REQUEST: Exactly repeat the material, dropping only the pictures.

───── INPUT FOR THIS TASK

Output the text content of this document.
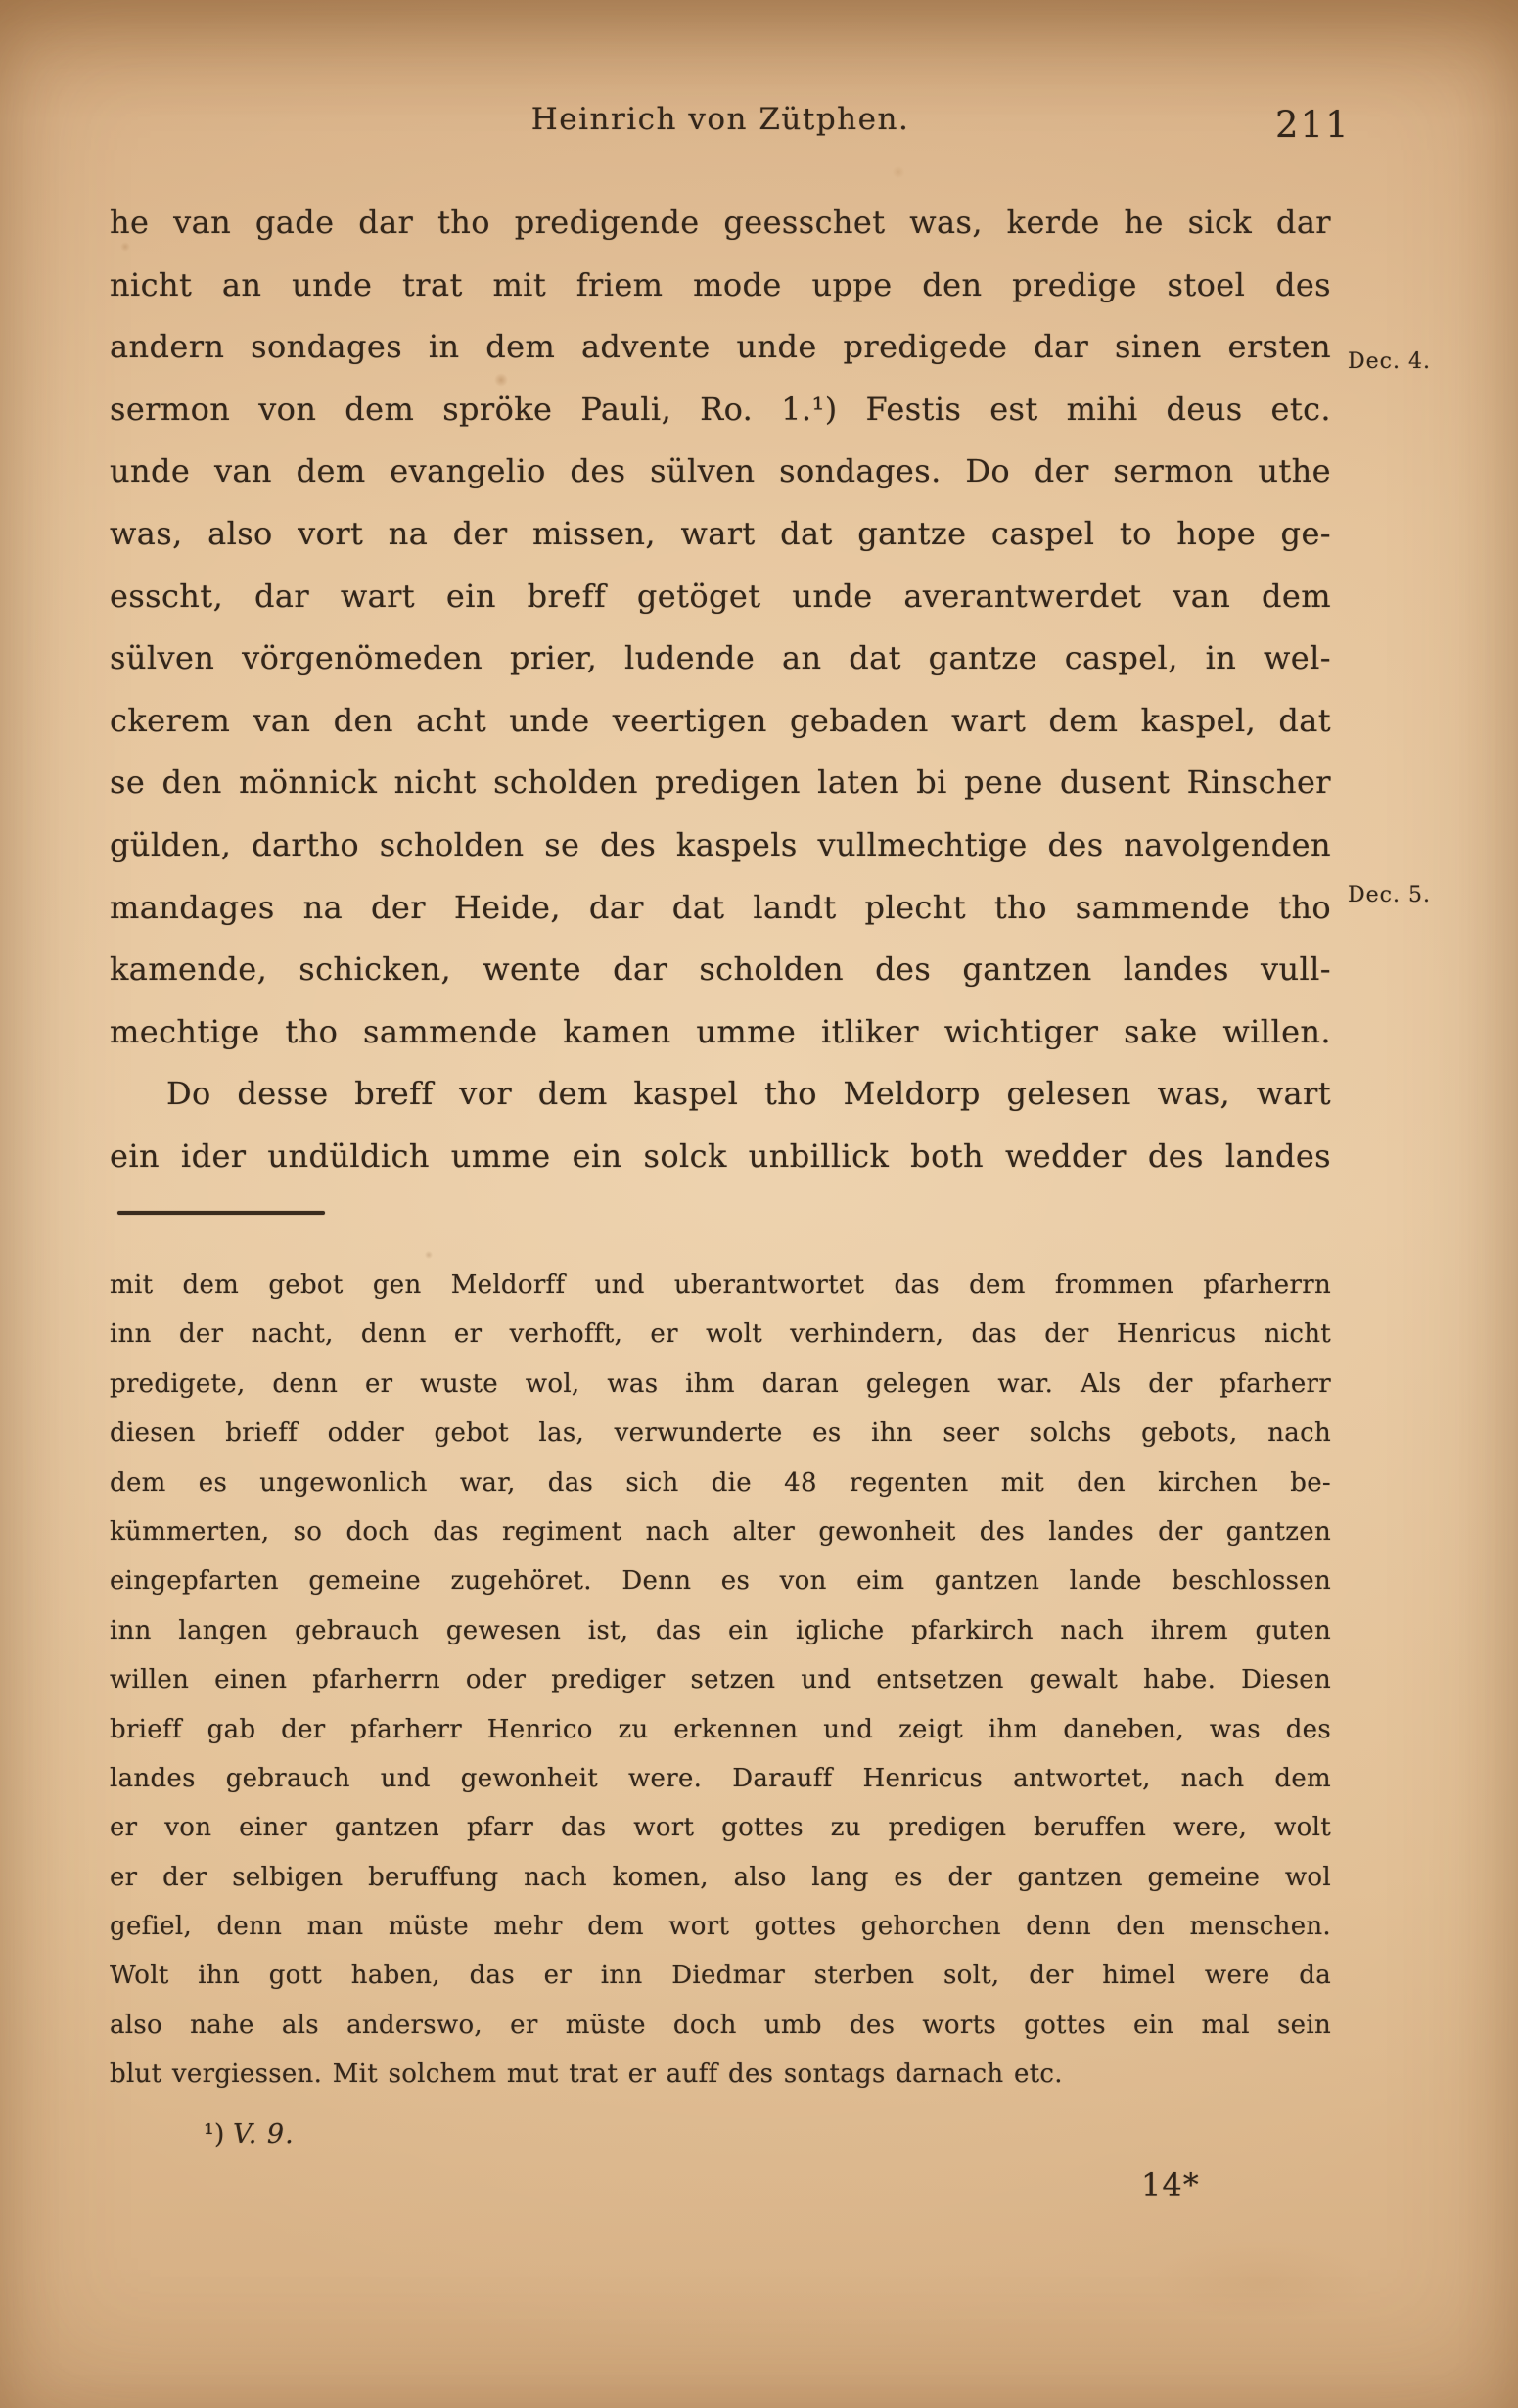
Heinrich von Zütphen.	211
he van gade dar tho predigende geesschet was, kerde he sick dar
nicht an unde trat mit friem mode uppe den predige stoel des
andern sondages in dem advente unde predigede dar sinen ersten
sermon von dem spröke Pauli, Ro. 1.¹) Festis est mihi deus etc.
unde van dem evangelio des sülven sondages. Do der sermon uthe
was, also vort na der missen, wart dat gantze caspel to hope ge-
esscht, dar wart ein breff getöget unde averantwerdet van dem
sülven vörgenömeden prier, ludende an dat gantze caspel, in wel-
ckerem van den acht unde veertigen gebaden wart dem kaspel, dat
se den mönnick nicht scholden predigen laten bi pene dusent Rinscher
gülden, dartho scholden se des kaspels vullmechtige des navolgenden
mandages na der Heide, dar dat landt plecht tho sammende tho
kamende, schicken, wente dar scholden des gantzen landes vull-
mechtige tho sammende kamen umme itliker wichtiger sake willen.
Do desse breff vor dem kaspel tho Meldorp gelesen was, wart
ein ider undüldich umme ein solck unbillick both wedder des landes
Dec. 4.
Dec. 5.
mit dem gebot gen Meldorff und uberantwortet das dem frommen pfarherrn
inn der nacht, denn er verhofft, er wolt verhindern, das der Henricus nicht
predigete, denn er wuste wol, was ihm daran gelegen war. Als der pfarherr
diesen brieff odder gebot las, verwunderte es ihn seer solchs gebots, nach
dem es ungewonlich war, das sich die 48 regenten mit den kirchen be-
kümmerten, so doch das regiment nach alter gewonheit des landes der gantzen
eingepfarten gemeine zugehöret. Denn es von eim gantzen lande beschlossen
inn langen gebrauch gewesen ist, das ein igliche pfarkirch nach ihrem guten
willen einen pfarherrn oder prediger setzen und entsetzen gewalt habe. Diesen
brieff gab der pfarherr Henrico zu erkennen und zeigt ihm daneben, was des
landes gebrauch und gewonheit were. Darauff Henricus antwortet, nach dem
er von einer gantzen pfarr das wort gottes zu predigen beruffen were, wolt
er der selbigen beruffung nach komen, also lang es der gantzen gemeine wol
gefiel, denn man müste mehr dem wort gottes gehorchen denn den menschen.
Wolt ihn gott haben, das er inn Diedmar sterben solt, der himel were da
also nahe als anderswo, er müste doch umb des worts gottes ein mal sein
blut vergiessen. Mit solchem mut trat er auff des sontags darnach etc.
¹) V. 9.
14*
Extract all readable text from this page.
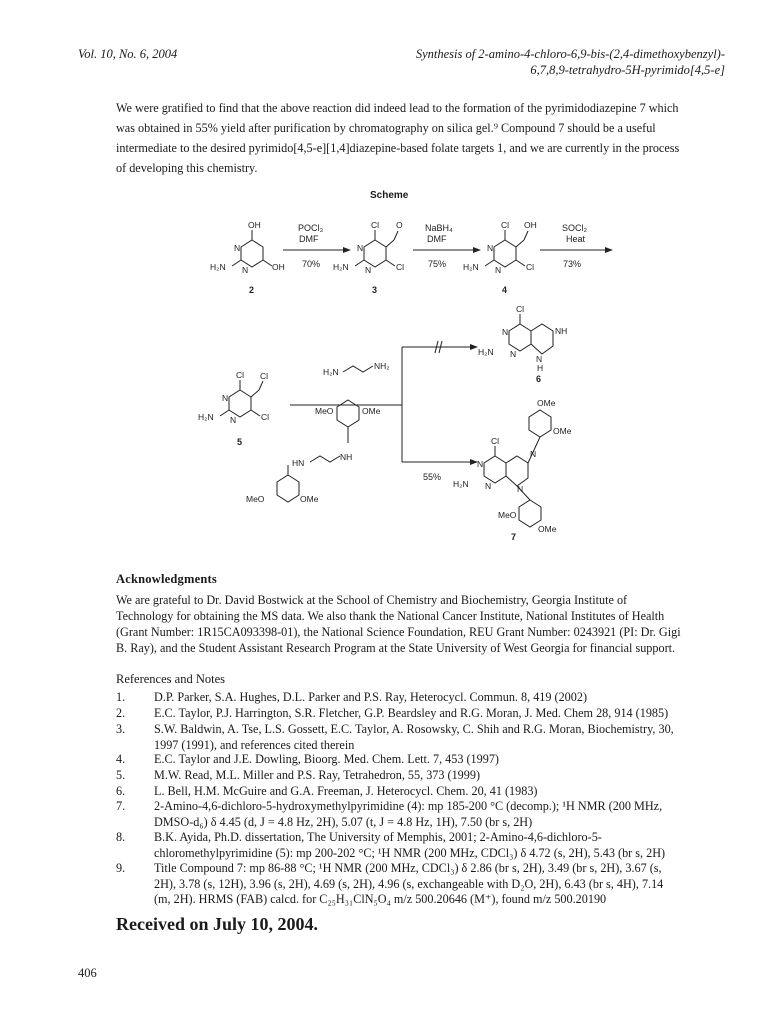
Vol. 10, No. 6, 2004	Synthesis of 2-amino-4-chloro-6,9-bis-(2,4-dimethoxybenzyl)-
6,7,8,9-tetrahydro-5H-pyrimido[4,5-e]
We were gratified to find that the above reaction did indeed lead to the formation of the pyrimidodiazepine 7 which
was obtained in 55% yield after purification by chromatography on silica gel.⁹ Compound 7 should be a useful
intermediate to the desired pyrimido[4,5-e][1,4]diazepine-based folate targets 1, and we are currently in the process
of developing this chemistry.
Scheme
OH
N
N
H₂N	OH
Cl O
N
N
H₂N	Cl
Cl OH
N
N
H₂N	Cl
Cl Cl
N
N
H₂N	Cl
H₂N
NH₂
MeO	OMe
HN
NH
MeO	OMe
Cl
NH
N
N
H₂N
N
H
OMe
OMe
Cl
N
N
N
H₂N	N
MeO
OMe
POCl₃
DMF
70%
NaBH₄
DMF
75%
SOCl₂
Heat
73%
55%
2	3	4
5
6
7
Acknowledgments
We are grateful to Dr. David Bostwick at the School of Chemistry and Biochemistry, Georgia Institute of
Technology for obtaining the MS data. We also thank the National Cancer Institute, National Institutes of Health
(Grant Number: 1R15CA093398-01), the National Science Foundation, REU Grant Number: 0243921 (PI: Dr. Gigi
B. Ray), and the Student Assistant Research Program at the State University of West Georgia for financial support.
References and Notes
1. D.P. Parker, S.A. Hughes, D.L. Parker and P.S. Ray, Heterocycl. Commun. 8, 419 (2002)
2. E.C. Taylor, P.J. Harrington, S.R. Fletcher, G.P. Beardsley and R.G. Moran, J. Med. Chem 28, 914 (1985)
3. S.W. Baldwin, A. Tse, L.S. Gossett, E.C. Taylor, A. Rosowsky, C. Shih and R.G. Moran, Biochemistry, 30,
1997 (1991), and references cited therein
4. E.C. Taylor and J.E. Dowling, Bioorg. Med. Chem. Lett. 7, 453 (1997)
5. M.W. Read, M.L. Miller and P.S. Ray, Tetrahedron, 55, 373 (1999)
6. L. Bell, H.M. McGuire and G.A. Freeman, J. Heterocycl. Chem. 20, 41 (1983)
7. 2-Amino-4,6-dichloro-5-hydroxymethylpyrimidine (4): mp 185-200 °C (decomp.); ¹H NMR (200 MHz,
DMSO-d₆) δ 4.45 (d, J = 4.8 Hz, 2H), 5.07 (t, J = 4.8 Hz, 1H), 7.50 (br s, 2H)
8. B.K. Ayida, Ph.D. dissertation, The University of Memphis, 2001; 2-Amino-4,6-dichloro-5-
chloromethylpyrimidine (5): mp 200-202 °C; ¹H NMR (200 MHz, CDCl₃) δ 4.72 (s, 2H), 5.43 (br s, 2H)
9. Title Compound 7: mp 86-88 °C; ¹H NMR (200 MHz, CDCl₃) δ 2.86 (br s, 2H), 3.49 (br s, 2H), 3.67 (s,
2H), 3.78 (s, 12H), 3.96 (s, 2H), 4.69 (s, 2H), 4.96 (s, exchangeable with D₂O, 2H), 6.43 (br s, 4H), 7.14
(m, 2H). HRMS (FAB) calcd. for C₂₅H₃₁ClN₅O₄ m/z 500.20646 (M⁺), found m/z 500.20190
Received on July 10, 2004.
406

──────────

THE OUTPUT:
Output the text content of this document.
Heinrich von Zütphen.	211
he van gade dar tho predigende geesschet was, kerde he sick dar
nicht an unde trat mit friem mode uppe den predige stoel des
andern sondages in dem advente unde predigede dar sinen ersten
sermon von dem spröke Pauli, Ro. 1.¹) Festis est mihi deus etc.
unde van dem evangelio des sülven sondages. Do der sermon uthe
was, also vort na der missen, wart dat gantze caspel to hope ge-
esscht, dar wart ein breff getöget unde averantwerdet van dem
sülven vörgenömeden prier, ludende an dat gantze caspel, in wel-
ckerem van den acht unde veertigen gebaden wart dem kaspel, dat
se den mönnick nicht scholden predigen laten bi pene dusent Rinscher
gülden, dartho scholden se des kaspels vullmechtige des navolgenden
mandages na der Heide, dar dat landt plecht tho sammende tho
kamende, schicken, wente dar scholden des gantzen landes vull-
mechtige tho sammende kamen umme itliker wichtiger sake willen.
Do desse breff vor dem kaspel tho Meldorp gelesen was, wart
ein ider undüldich umme ein solck unbillick both wedder des landes
Dec. 4.
Dec. 5.
mit dem gebot gen Meldorff und uberantwortet das dem frommen pfarherrn
inn der nacht, denn er verhofft, er wolt verhindern, das der Henricus nicht
predigete, denn er wuste wol, was ihm daran gelegen war. Als der pfarherr
diesen brieff odder gebot las, verwunderte es ihn seer solchs gebots, nach
dem es ungewonlich war, das sich die 48 regenten mit den kirchen be-
kümmerten, so doch das regiment nach alter gewonheit des landes der gantzen
eingepfarten gemeine zugehöret. Denn es von eim gantzen lande beschlossen
inn langen gebrauch gewesen ist, das ein igliche pfarkirch nach ihrem guten
willen einen pfarherrn oder prediger setzen und entsetzen gewalt habe. Diesen
brieff gab der pfarherr Henrico zu erkennen und zeigt ihm daneben, was des
landes gebrauch und gewonheit were. Darauff Henricus antwortet, nach dem
er von einer gantzen pfarr das wort gottes zu predigen beruffen were, wolt
er der selbigen beruffung nach komen, also lang es der gantzen gemeine wol
gefiel, denn man müste mehr dem wort gottes gehorchen denn den menschen.
Wolt ihn gott haben, das er inn Diedmar sterben solt, der himel were da
also nahe als anderswo, er müste doch umb des worts gottes ein mal sein
blut vergiessen. Mit solchem mut trat er auff des sontags darnach etc.
¹) V. 9.
14*
Extract all readable text from this page.
Vol. 10, No. 6, 2004	Synthesis of 2-amino-4-chloro-6,9-bis-(2,4-dimethoxybenzyl)-
6,7,8,9-tetrahydro-5H-pyrimido[4,5-e]
We were gratified to find that the above reaction did indeed lead to the formation of the pyrimidodiazepine 7 which
was obtained in 55% yield after purification by chromatography on silica gel.⁹ Compound 7 should be a useful
intermediate to the desired pyrimido[4,5-e][1,4]diazepine-based folate targets 1, and we are currently in the process
of developing this chemistry.
Scheme
OH
N
N
H₂N	OH
Cl O
N
N
H₂N	Cl
Cl OH
N
N
H₂N	Cl
Cl Cl
N
N
H₂N	Cl
H₂N
NH₂
MeO	OMe
HN
NH
MeO	OMe
Cl
NH
N
N
H₂N
N
H
OMe
OMe
Cl
N
N
N
H₂N	N
MeO
OMe
POCl₃
DMF
70%
NaBH₄
DMF
75%
SOCl₂
Heat
73%
55%
2	3	4
5
6
7
Acknowledgments
We are grateful to Dr. David Bostwick at the School of Chemistry and Biochemistry, Georgia Institute of
Technology for obtaining the MS data. We also thank the National Cancer Institute, National Institutes of Health
(Grant Number: 1R15CA093398-01), the National Science Foundation, REU Grant Number: 0243921 (PI: Dr. Gigi
B. Ray), and the Student Assistant Research Program at the State University of West Georgia for financial support.
References and Notes
1. D.P. Parker, S.A. Hughes, D.L. Parker and P.S. Ray, Heterocycl. Commun. 8, 419 (2002)
2. E.C. Taylor, P.J. Harrington, S.R. Fletcher, G.P. Beardsley and R.G. Moran, J. Med. Chem 28, 914 (1985)
3. S.W. Baldwin, A. Tse, L.S. Gossett, E.C. Taylor, A. Rosowsky, C. Shih and R.G. Moran, Biochemistry, 30,
1997 (1991), and references cited therein
4. E.C. Taylor and J.E. Dowling, Bioorg. Med. Chem. Lett. 7, 453 (1997)
5. M.W. Read, M.L. Miller and P.S. Ray, Tetrahedron, 55, 373 (1999)
6. L. Bell, H.M. McGuire and G.A. Freeman, J. Heterocycl. Chem. 20, 41 (1983)
7. 2-Amino-4,6-dichloro-5-hydroxymethylpyrimidine (4): mp 185-200 °C (decomp.); ¹H NMR (200 MHz,
DMSO-d₆) δ 4.45 (d, J = 4.8 Hz, 2H), 5.07 (t, J = 4.8 Hz, 1H), 7.50 (br s, 2H)
8. B.K. Ayida, Ph.D. dissertation, The University of Memphis, 2001; 2-Amino-4,6-dichloro-5-
chloromethylpyrimidine (5): mp 200-202 °C; ¹H NMR (200 MHz, CDCl₃) δ 4.72 (s, 2H), 5.43 (br s, 2H)
9. Title Compound 7: mp 86-88 °C; ¹H NMR (200 MHz, CDCl₃) δ 2.86 (br s, 2H), 3.49 (br s, 2H), 3.67 (s,
2H), 3.78 (s, 12H), 3.96 (s, 2H), 4.69 (s, 2H), 4.96 (s, exchangeable with D₂O, 2H), 6.43 (br s, 4H), 7.14
(m, 2H). HRMS (FAB) calcd. for C₂₅H₃₁ClN₅O₄ m/z 500.20646 (M⁺), found m/z 500.20190
Received on July 10, 2004.
406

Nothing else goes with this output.